▶ Requirements: Looking at the listing, state how many of its lines contain the string "relative". Write only the number.

** begin Supplied material **

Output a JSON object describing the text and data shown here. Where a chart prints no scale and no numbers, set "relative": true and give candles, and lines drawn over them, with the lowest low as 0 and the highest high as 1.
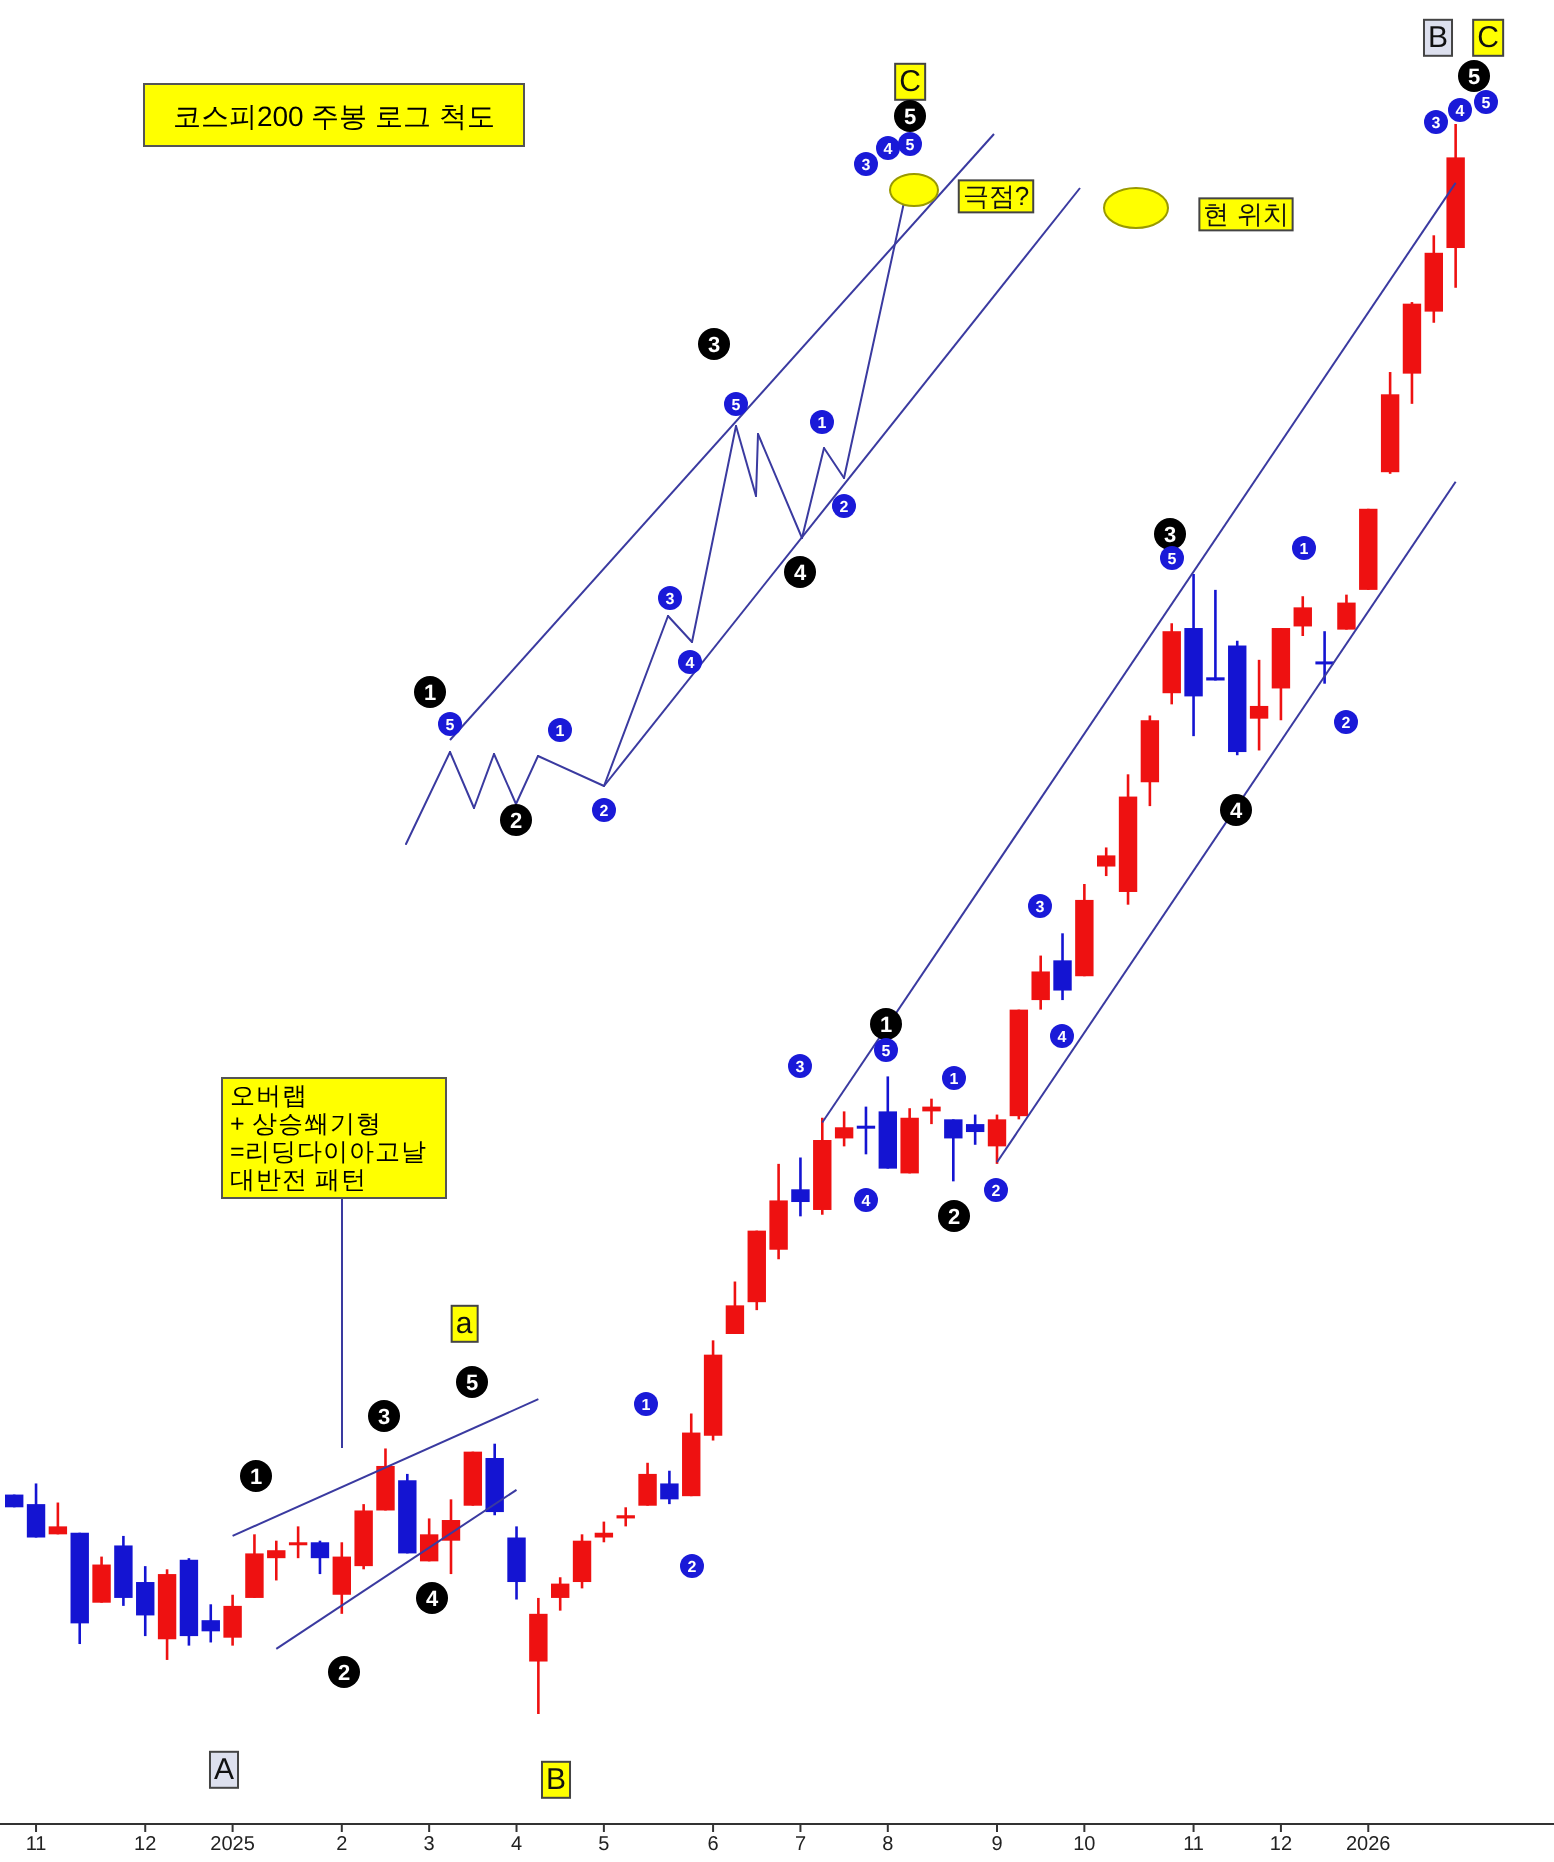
{
  "chart_data": {
    "type": "candlestick",
    "relative": true,
    "tick_labels": "x",
    "title": "코스피200 주봉 로그 척도",
    "categories": [
      null,
      "11",
      null,
      null,
      null,
      null,
      "12",
      null,
      null,
      null,
      "2025",
      null,
      null,
      null,
      null,
      "2",
      null,
      null,
      null,
      "3",
      null,
      null,
      null,
      "4",
      null,
      null,
      null,
      "5",
      null,
      null,
      null,
      null,
      "6",
      null,
      null,
      null,
      "7",
      null,
      null,
      null,
      "8",
      null,
      null,
      null,
      null,
      "9",
      null,
      null,
      null,
      "10",
      null,
      null,
      null,
      null,
      "11",
      null,
      null,
      null,
      "12",
      null,
      null,
      null,
      "2026",
      null,
      null,
      null,
      null
    ],
    "ohlc": [
      [
        0.138,
        0.138,
        0.13,
        0.13
      ],
      [
        0.132,
        0.145,
        0.111,
        0.111
      ],
      [
        0.113,
        0.133,
        0.113,
        0.118
      ],
      [
        0.114,
        0.114,
        0.044,
        0.057
      ],
      [
        0.07,
        0.099,
        0.07,
        0.094
      ],
      [
        0.106,
        0.112,
        0.068,
        0.073
      ],
      [
        0.083,
        0.093,
        0.049,
        0.062
      ],
      [
        0.047,
        0.091,
        0.034,
        0.088
      ],
      [
        0.097,
        0.098,
        0.043,
        0.049
      ],
      [
        0.059,
        0.069,
        0.045,
        0.052
      ],
      [
        0.048,
        0.075,
        0.043,
        0.068
      ],
      [
        0.073,
        0.113,
        0.073,
        0.101
      ],
      [
        0.098,
        0.109,
        0.084,
        0.103
      ],
      [
        0.107,
        0.118,
        0.098,
        0.108
      ],
      [
        0.108,
        0.109,
        0.088,
        0.098
      ],
      [
        0.075,
        0.108,
        0.063,
        0.099
      ],
      [
        0.093,
        0.132,
        0.091,
        0.128
      ],
      [
        0.128,
        0.167,
        0.128,
        0.156
      ],
      [
        0.147,
        0.151,
        0.101,
        0.101
      ],
      [
        0.096,
        0.123,
        0.096,
        0.113
      ],
      [
        0.109,
        0.135,
        0.088,
        0.122
      ],
      [
        0.131,
        0.165,
        0.131,
        0.165
      ],
      [
        0.161,
        0.17,
        0.125,
        0.127
      ],
      [
        0.111,
        0.118,
        0.072,
        0.083
      ],
      [
        0.033,
        0.073,
        0.0,
        0.063
      ],
      [
        0.073,
        0.086,
        0.065,
        0.082
      ],
      [
        0.083,
        0.113,
        0.079,
        0.109
      ],
      [
        0.111,
        0.121,
        0.108,
        0.114
      ],
      [
        0.123,
        0.13,
        0.118,
        0.125
      ],
      [
        0.131,
        0.158,
        0.131,
        0.151
      ],
      [
        0.145,
        0.153,
        0.132,
        0.135
      ],
      [
        0.137,
        0.189,
        0.137,
        0.177
      ],
      [
        0.175,
        0.235,
        0.172,
        0.226
      ],
      [
        0.239,
        0.272,
        0.239,
        0.257
      ],
      [
        0.259,
        0.304,
        0.254,
        0.304
      ],
      [
        0.292,
        0.346,
        0.286,
        0.323
      ],
      [
        0.33,
        0.35,
        0.313,
        0.322
      ],
      [
        0.317,
        0.375,
        0.314,
        0.361
      ],
      [
        0.362,
        0.379,
        0.357,
        0.369
      ],
      [
        0.37,
        0.382,
        0.352,
        0.369
      ],
      [
        0.379,
        0.401,
        0.343,
        0.343
      ],
      [
        0.34,
        0.381,
        0.34,
        0.375
      ],
      [
        0.379,
        0.387,
        0.371,
        0.382
      ],
      [
        0.374,
        0.374,
        0.335,
        0.362
      ],
      [
        0.371,
        0.377,
        0.358,
        0.366
      ],
      [
        0.357,
        0.377,
        0.346,
        0.374
      ],
      [
        0.376,
        0.443,
        0.374,
        0.443
      ],
      [
        0.449,
        0.477,
        0.443,
        0.467
      ],
      [
        0.474,
        0.491,
        0.449,
        0.455
      ],
      [
        0.464,
        0.522,
        0.464,
        0.512
      ],
      [
        0.533,
        0.545,
        0.527,
        0.54
      ],
      [
        0.517,
        0.591,
        0.509,
        0.577
      ],
      [
        0.586,
        0.628,
        0.571,
        0.625
      ],
      [
        0.642,
        0.686,
        0.635,
        0.681
      ],
      [
        0.683,
        0.717,
        0.615,
        0.64
      ],
      [
        0.652,
        0.707,
        0.65,
        0.65
      ],
      [
        0.672,
        0.675,
        0.603,
        0.605
      ],
      [
        0.626,
        0.663,
        0.606,
        0.634
      ],
      [
        0.645,
        0.683,
        0.625,
        0.683
      ],
      [
        0.684,
        0.703,
        0.678,
        0.696
      ],
      [
        0.662,
        0.681,
        0.648,
        0.661
      ],
      [
        0.682,
        0.704,
        0.682,
        0.699
      ],
      [
        0.707,
        0.758,
        0.707,
        0.758
      ],
      [
        0.781,
        0.844,
        0.78,
        0.83
      ],
      [
        0.843,
        0.888,
        0.824,
        0.887
      ],
      [
        0.882,
        0.93,
        0.875,
        0.919
      ],
      [
        0.922,
        1.0,
        0.897,
        0.979
      ]
    ],
    "colors": [
      "#1414d2",
      "#1414d2",
      "#ee1111",
      "#1414d2",
      "#ee1111",
      "#1414d2",
      "#1414d2",
      "#ee1111",
      "#1414d2",
      "#1414d2",
      "#ee1111",
      "#ee1111",
      "#ee1111",
      "#ee1111",
      "#1414d2",
      "#ee1111",
      "#ee1111",
      "#ee1111",
      "#1414d2",
      "#ee1111",
      "#ee1111",
      "#ee1111",
      "#1414d2",
      "#1414d2",
      "#ee1111",
      "#ee1111",
      "#ee1111",
      "#ee1111",
      "#ee1111",
      "#ee1111",
      "#1414d2",
      "#ee1111",
      "#ee1111",
      "#ee1111",
      "#ee1111",
      "#ee1111",
      "#1414d2",
      "#ee1111",
      "#ee1111",
      "#1414d2",
      "#1414d2",
      "#ee1111",
      "#ee1111",
      "#1414d2",
      "#1414d2",
      "#ee1111",
      "#ee1111",
      "#ee1111",
      "#1414d2",
      "#ee1111",
      "#ee1111",
      "#ee1111",
      "#ee1111",
      "#ee1111",
      "#1414d2",
      "#1414d2",
      "#1414d2",
      "#ee1111",
      "#ee1111",
      "#ee1111",
      "#1414d2",
      "#ee1111",
      "#ee1111",
      "#ee1111",
      "#ee1111",
      "#ee1111",
      "#ee1111"
    ],
    "series": [
      {
        "type": "line",
        "color": "#3a3aa0",
        "values": [
          null,
          null,
          null,
          null,
          null,
          null,
          null,
          null,
          null,
          null,
          null,
          null,
          null,
          null,
          null,
          null,
          null,
          null,
          null,
          null,
          null,
          null,
          null,
          null,
          null,
          null,
          null,
          null,
          null,
          null,
          null,
          null,
          null,
          null,
          null,
          null,
          null,
          0.372,
          null,
          null,
          null,
          null,
          null,
          null,
          null,
          null,
          null,
          null,
          null,
          null,
          null,
          null,
          null,
          null,
          null,
          null,
          null,
          null,
          null,
          null,
          null,
          null,
          null,
          null,
          null,
          null,
          0.963
        ]
      },
      {
        "type": "line",
        "color": "#3a3aa0",
        "values": [
          null,
          null,
          null,
          null,
          null,
          null,
          null,
          null,
          null,
          null,
          null,
          null,
          null,
          null,
          null,
          null,
          null,
          null,
          null,
          null,
          null,
          null,
          null,
          null,
          null,
          null,
          null,
          null,
          null,
          null,
          null,
          null,
          null,
          null,
          null,
          null,
          null,
          null,
          null,
          null,
          null,
          null,
          null,
          null,
          null,
          0.347,
          null,
          null,
          null,
          null,
          null,
          null,
          null,
          null,
          null,
          null,
          null,
          null,
          null,
          null,
          null,
          null,
          null,
          null,
          null,
          null,
          0.775
        ]
      },
      {
        "type": "line",
        "color": "#3a3aa0",
        "values": [
          null,
          null,
          null,
          null,
          null,
          null,
          null,
          null,
          null,
          null,
          0.112,
          null,
          null,
          null,
          null,
          null,
          null,
          null,
          null,
          null,
          null,
          null,
          null,
          null,
          0.198,
          null,
          null,
          null,
          null,
          null,
          null,
          null,
          null,
          null,
          null,
          null,
          null,
          null,
          null,
          null,
          null,
          null,
          null,
          null,
          null,
          null,
          null,
          null,
          null,
          null,
          null,
          null,
          null,
          null,
          null,
          null,
          null,
          null,
          null,
          null,
          null,
          null,
          null,
          null,
          null,
          null,
          null
        ]
      },
      {
        "type": "line",
        "color": "#3a3aa0",
        "values": [
          null,
          null,
          null,
          null,
          null,
          null,
          null,
          null,
          null,
          null,
          null,
          null,
          0.041,
          null,
          null,
          null,
          null,
          null,
          null,
          null,
          null,
          null,
          null,
          0.141,
          null,
          null,
          null,
          null,
          null,
          null,
          null,
          null,
          null,
          null,
          null,
          null,
          null,
          null,
          null,
          null,
          null,
          null,
          null,
          null,
          null,
          null,
          null,
          null,
          null,
          null,
          null,
          null,
          null,
          null,
          null,
          null,
          null,
          null,
          null,
          null,
          null,
          null,
          null,
          null,
          null,
          null,
          null
        ]
      }
    ],
    "annotations": [
      "C",
      "극점?",
      "현 위치",
      "B",
      "C",
      "A",
      "B",
      "a",
      "오버랩\n+ 상승쐐기형\n=리딩다이아고날\n대반전 패턴",
      "1",
      "2",
      "3",
      "4",
      "5",
      "1",
      "2",
      "3",
      "4",
      "5",
      "1",
      "2",
      "3",
      "4",
      "5",
      "1",
      "2",
      "3",
      "4",
      "5",
      "1",
      "2",
      "3",
      "4",
      "5",
      "1",
      "2",
      "3",
      "4",
      "5",
      "5",
      "1",
      "2",
      "3",
      "4",
      "5",
      "1",
      "2",
      "3",
      "4",
      "5"
    ]
  }
}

** end Supplied material **

▶ Solved problem: 2